WORK TO DO: Any pictures in the records below should be skipped; write out everything else exactly.

SUPPLIED RECORDS:

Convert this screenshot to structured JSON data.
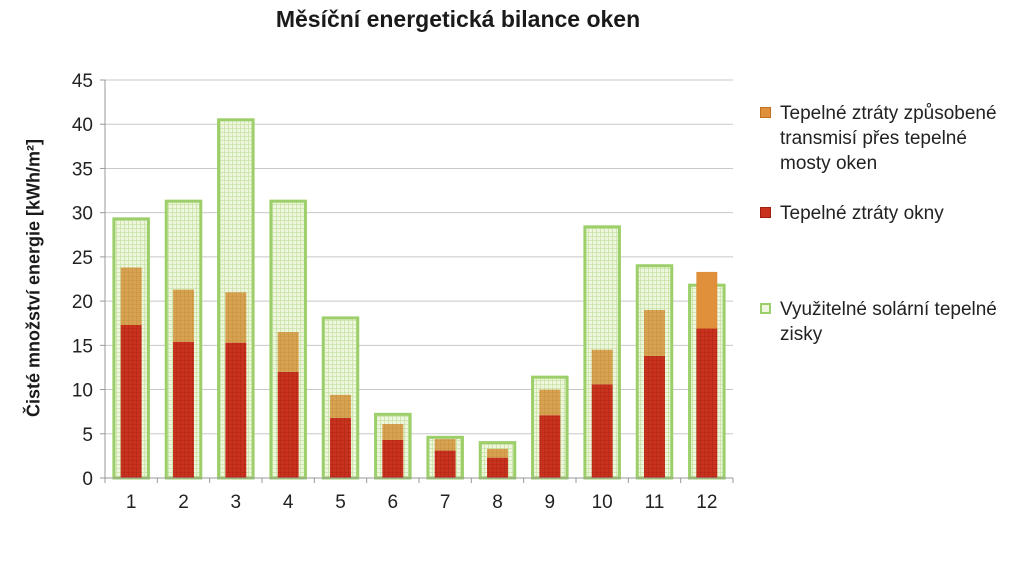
{
  "chart_data": {
    "type": "bar",
    "title": "Měsíční energetická bilance oken",
    "ylabel": "Čisté množství energie [kWh/m²]",
    "xlabel": "",
    "ylim": [
      0,
      45
    ],
    "yticks": [
      0,
      5,
      10,
      15,
      20,
      25,
      30,
      35,
      40,
      45
    ],
    "grid": true,
    "legend_position": "right",
    "categories": [
      "1",
      "2",
      "3",
      "4",
      "5",
      "6",
      "7",
      "8",
      "9",
      "10",
      "11",
      "12"
    ],
    "series": [
      {
        "name": "Tepelné ztráty okny",
        "values": [
          17.3,
          15.4,
          15.3,
          12.0,
          6.8,
          4.3,
          3.1,
          2.3,
          7.1,
          10.6,
          13.8,
          16.9
        ],
        "color": "#c8321e"
      },
      {
        "name": "Tepelné ztráty způsobené transmisí přes tepelné mosty oken",
        "values": [
          6.5,
          5.9,
          5.7,
          4.5,
          2.6,
          1.8,
          1.3,
          1.0,
          2.9,
          3.9,
          5.2,
          6.4
        ],
        "color": "#e0903a"
      },
      {
        "name": "Využitelné solární tepelné zisky",
        "values": [
          29.3,
          31.3,
          40.5,
          31.3,
          18.1,
          7.2,
          4.6,
          4.0,
          11.4,
          28.4,
          24.0,
          21.8
        ],
        "color": "#9ccf6a"
      }
    ]
  },
  "legend": [
    {
      "label": "Tepelné ztráty způsobené transmisí přes tepelné mosty oken",
      "color": "#e0903a",
      "icon": "square"
    },
    {
      "label": "Tepelné ztráty okny",
      "color": "#c8321e",
      "icon": "square"
    },
    {
      "label": "Využitelné solární tepelné zisky",
      "color": "#9ccf6a",
      "icon": "outlined-square"
    }
  ]
}
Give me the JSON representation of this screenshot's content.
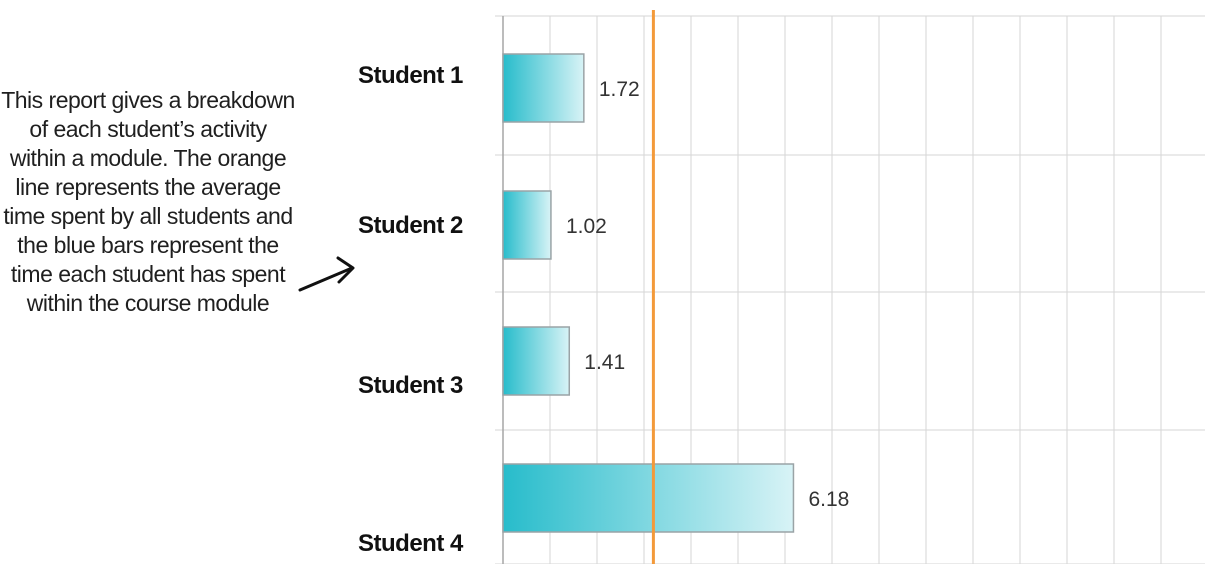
{
  "annotation": {
    "text": "This report gives a breakdown of each student’s activity within a module. The orange line represents the average time spent by all students and the blue bars represent the time each student has spent within the course module"
  },
  "chart_data": {
    "type": "bar",
    "orientation": "horizontal",
    "categories": [
      "Student 1",
      "Student 2",
      "Student 3",
      "Student 4"
    ],
    "values": [
      1.72,
      1.02,
      1.41,
      6.18
    ],
    "data_labels": [
      "1.72",
      "1.02",
      "1.41",
      "6.18"
    ],
    "average_line": 3.2,
    "xlim": [
      0,
      15
    ],
    "grid": true,
    "legend": false,
    "colors": {
      "bar_dark": "#27bccb",
      "bar_light": "#d8f3f6",
      "bar_border": "#9aa3a6",
      "average_line": "#f39a3a",
      "grid": "#d6d6d6",
      "axis": "#a6a6a6"
    }
  }
}
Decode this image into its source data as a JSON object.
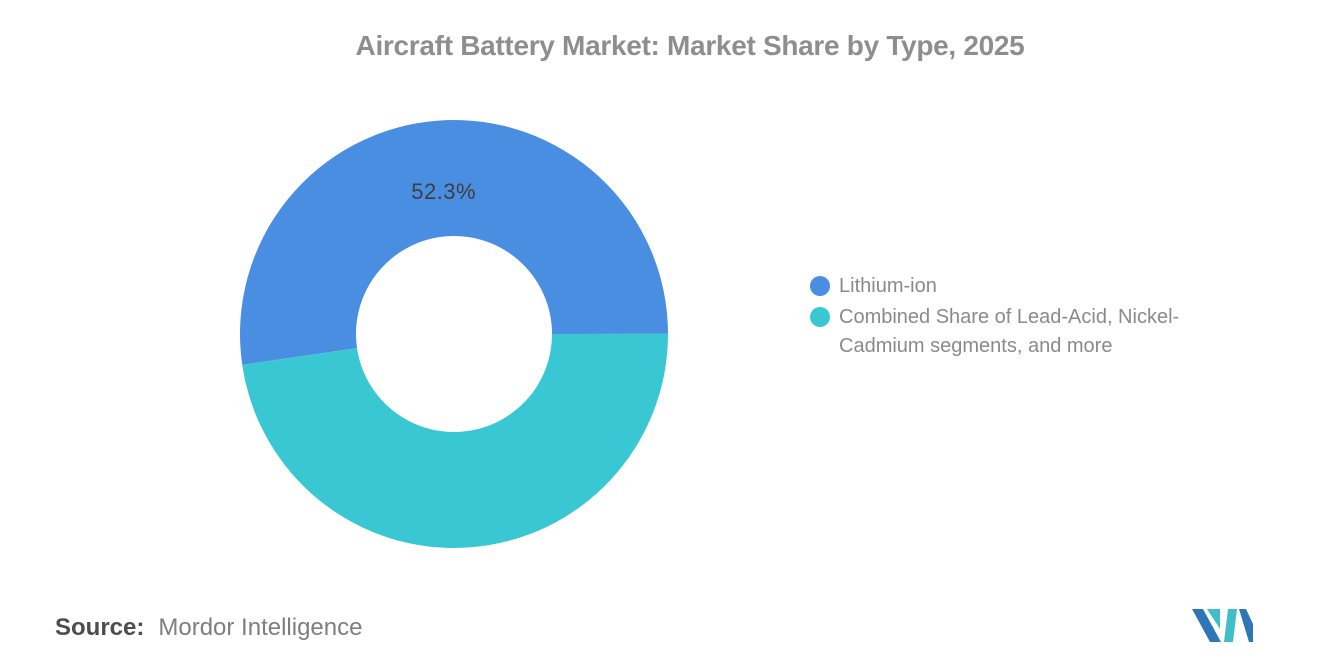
{
  "chart_data": {
    "type": "pie",
    "subtype": "donut",
    "title": "Aircraft Battery Market: Market Share by Type, 2025",
    "labels": [
      "Lithium-ion",
      "Combined Share of Lead-Acid, Nickel-Cadmium segments, and more"
    ],
    "values": [
      52.3,
      47.7
    ],
    "colors": [
      "#4A8EE2",
      "#39C8D3"
    ],
    "data_labels": [
      "52.3%",
      ""
    ],
    "inner_radius_ratio": 0.458,
    "start_angle_deg": 261.7,
    "legend_position": "right",
    "grid": false
  },
  "source": {
    "label": "Source:",
    "name": "Mordor Intelligence"
  },
  "branding": {
    "logo_name": "mordor-intelligence-logo",
    "logo_blue": "#2E76B5",
    "logo_teal": "#41BFC8"
  }
}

COMPLETE RESPONSE:
Convert this screenshot to structured JSON data.
{
  "chart_data": {
    "type": "bar",
    "title": "Měsíční energetická bilance oken",
    "ylabel": "Čisté množství energie [kWh/m²]",
    "xlabel": "",
    "ylim": [
      0,
      45
    ],
    "yticks": [
      0,
      5,
      10,
      15,
      20,
      25,
      30,
      35,
      40,
      45
    ],
    "grid": true,
    "legend_position": "right",
    "categories": [
      "1",
      "2",
      "3",
      "4",
      "5",
      "6",
      "7",
      "8",
      "9",
      "10",
      "11",
      "12"
    ],
    "series": [
      {
        "name": "Tepelné ztráty okny",
        "values": [
          17.3,
          15.4,
          15.3,
          12.0,
          6.8,
          4.3,
          3.1,
          2.3,
          7.1,
          10.6,
          13.8,
          16.9
        ],
        "color": "#c8321e"
      },
      {
        "name": "Tepelné ztráty způsobené transmisí přes tepelné mosty oken",
        "values": [
          6.5,
          5.9,
          5.7,
          4.5,
          2.6,
          1.8,
          1.3,
          1.0,
          2.9,
          3.9,
          5.2,
          6.4
        ],
        "color": "#e0903a"
      },
      {
        "name": "Využitelné solární tepelné zisky",
        "values": [
          29.3,
          31.3,
          40.5,
          31.3,
          18.1,
          7.2,
          4.6,
          4.0,
          11.4,
          28.4,
          24.0,
          21.8
        ],
        "color": "#9ccf6a"
      }
    ]
  },
  "legend": [
    {
      "label": "Tepelné ztráty způsobené transmisí přes tepelné mosty oken",
      "color": "#e0903a",
      "icon": "square"
    },
    {
      "label": "Tepelné ztráty okny",
      "color": "#c8321e",
      "icon": "square"
    },
    {
      "label": "Využitelné solární tepelné zisky",
      "color": "#9ccf6a",
      "icon": "outlined-square"
    }
  ]
}
Give me the JSON representation of this screenshot's content.
{
  "annotation": {
    "text": "This report gives a breakdown of each student’s activity within a module. The orange line represents the average time spent by all students and the blue bars represent the time each student has spent within the course module"
  },
  "chart_data": {
    "type": "bar",
    "orientation": "horizontal",
    "categories": [
      "Student 1",
      "Student 2",
      "Student 3",
      "Student 4"
    ],
    "values": [
      1.72,
      1.02,
      1.41,
      6.18
    ],
    "data_labels": [
      "1.72",
      "1.02",
      "1.41",
      "6.18"
    ],
    "average_line": 3.2,
    "xlim": [
      0,
      15
    ],
    "grid": true,
    "legend": false,
    "colors": {
      "bar_dark": "#27bccb",
      "bar_light": "#d8f3f6",
      "bar_border": "#9aa3a6",
      "average_line": "#f39a3a",
      "grid": "#d6d6d6",
      "axis": "#a6a6a6"
    }
  }
}
Decode this image into its source data as a JSON object.
{
  "chart_data": {
    "type": "pie",
    "subtype": "donut",
    "title": "Aircraft Battery Market: Market Share by Type, 2025",
    "labels": [
      "Lithium-ion",
      "Combined Share of Lead-Acid, Nickel-Cadmium segments, and more"
    ],
    "values": [
      52.3,
      47.7
    ],
    "colors": [
      "#4A8EE2",
      "#39C8D3"
    ],
    "data_labels": [
      "52.3%",
      ""
    ],
    "inner_radius_ratio": 0.458,
    "start_angle_deg": 261.7,
    "legend_position": "right",
    "grid": false
  },
  "source": {
    "label": "Source:",
    "name": "Mordor Intelligence"
  },
  "branding": {
    "logo_name": "mordor-intelligence-logo",
    "logo_blue": "#2E76B5",
    "logo_teal": "#41BFC8"
  }
}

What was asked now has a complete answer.